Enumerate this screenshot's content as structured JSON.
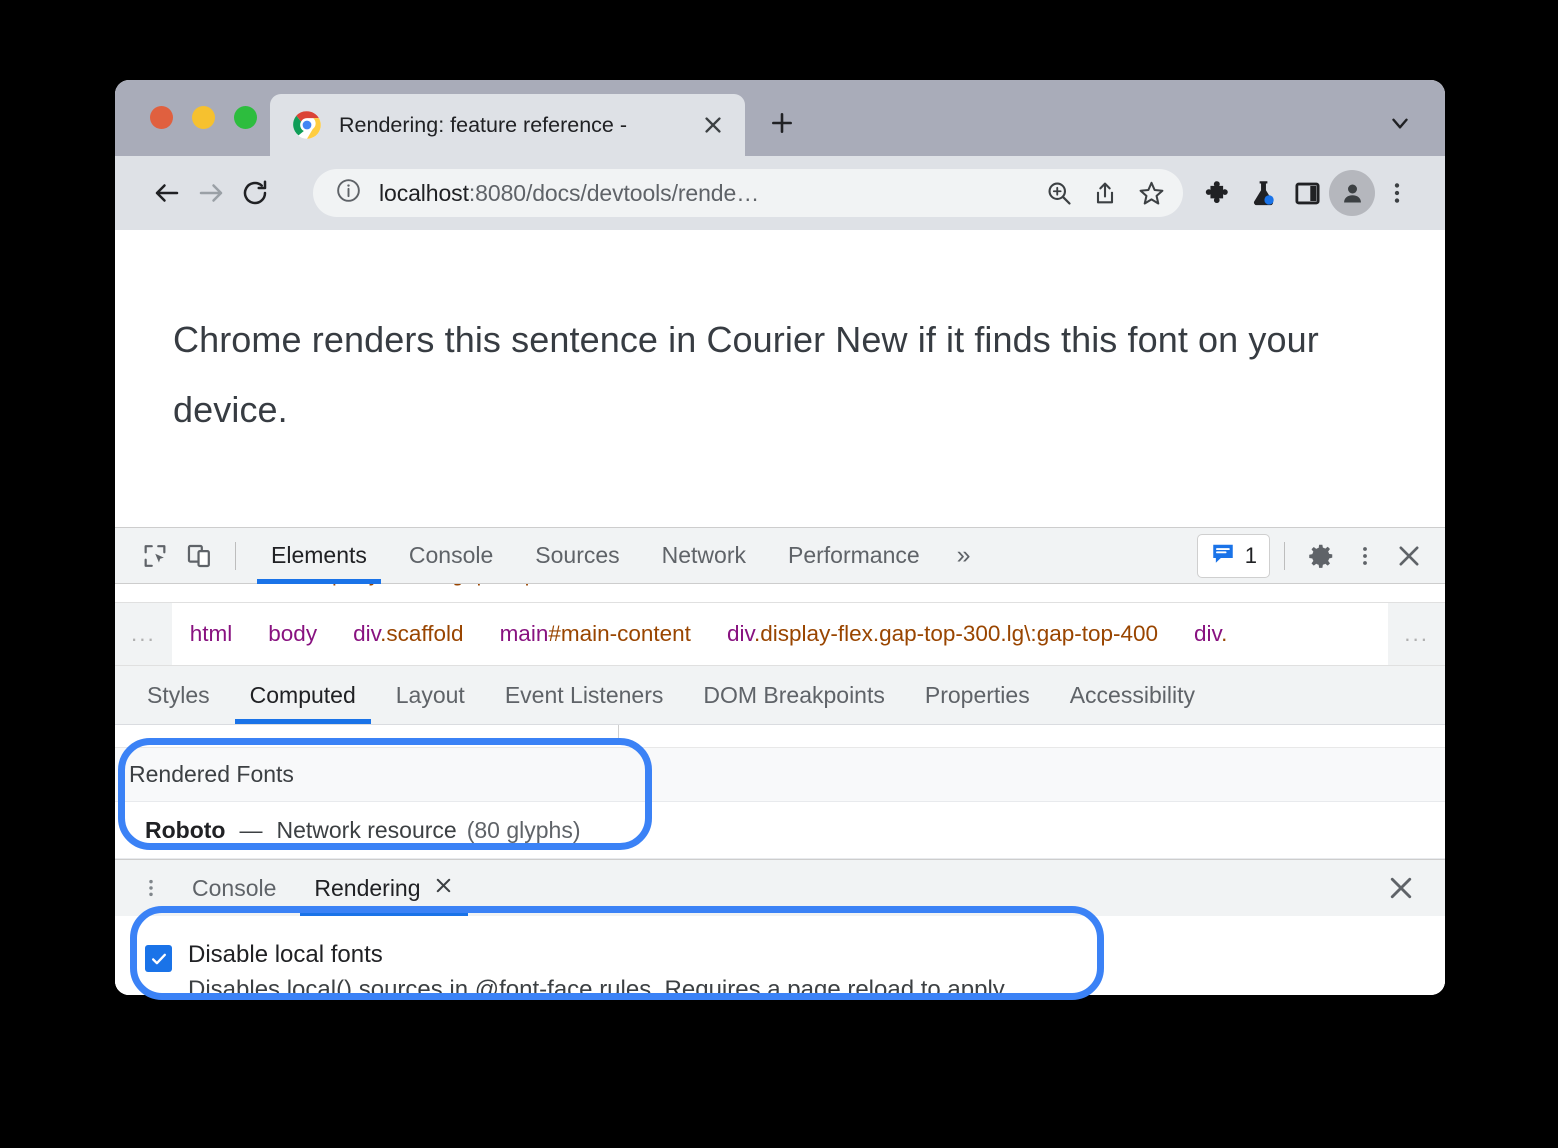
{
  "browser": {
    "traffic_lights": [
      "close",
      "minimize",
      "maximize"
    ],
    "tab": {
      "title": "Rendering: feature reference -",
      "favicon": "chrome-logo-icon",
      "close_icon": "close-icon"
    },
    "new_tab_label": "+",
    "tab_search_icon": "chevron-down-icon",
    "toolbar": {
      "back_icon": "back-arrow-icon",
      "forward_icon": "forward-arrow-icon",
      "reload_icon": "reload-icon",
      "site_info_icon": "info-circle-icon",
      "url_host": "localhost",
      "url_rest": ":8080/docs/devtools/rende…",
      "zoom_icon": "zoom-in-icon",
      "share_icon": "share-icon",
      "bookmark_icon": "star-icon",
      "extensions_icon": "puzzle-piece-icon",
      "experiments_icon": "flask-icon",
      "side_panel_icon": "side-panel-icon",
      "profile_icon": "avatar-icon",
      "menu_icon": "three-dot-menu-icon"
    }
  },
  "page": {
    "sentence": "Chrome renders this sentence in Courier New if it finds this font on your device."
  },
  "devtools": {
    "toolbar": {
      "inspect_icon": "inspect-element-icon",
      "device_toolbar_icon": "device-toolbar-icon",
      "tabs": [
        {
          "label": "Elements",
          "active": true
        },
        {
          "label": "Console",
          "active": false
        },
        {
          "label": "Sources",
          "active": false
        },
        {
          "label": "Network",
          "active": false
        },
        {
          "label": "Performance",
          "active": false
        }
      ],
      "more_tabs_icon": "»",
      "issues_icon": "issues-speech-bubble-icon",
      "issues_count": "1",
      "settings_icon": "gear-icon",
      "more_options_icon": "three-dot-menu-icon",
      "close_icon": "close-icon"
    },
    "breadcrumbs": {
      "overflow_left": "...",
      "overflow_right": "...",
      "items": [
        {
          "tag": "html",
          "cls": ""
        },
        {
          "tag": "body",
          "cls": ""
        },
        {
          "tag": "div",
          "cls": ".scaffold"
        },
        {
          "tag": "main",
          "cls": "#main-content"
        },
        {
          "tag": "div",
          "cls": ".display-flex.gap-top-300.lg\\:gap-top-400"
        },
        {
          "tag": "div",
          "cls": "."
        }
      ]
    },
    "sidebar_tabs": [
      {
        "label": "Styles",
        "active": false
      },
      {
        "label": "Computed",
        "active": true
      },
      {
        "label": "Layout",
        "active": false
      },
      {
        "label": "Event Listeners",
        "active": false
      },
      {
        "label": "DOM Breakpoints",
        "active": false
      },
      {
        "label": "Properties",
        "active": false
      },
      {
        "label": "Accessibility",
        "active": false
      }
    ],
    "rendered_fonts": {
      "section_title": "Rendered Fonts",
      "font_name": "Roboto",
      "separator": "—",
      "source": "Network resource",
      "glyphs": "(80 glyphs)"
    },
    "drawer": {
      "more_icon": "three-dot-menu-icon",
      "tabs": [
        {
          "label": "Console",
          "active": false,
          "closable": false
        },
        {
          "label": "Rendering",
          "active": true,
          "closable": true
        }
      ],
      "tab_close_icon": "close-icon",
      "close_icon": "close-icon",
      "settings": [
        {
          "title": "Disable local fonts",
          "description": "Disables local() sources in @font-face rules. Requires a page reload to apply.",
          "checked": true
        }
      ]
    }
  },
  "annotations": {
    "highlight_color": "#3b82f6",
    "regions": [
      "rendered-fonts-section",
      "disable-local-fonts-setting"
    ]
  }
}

▶ **What to work on**: Copy out every line in the listing where the word "menu" appears.

▶ **Exercise response**:
      "menu_icon": "three-dot-menu-icon"
      "more_options_icon": "three-dot-menu-icon",
      "more_icon": "three-dot-menu-icon",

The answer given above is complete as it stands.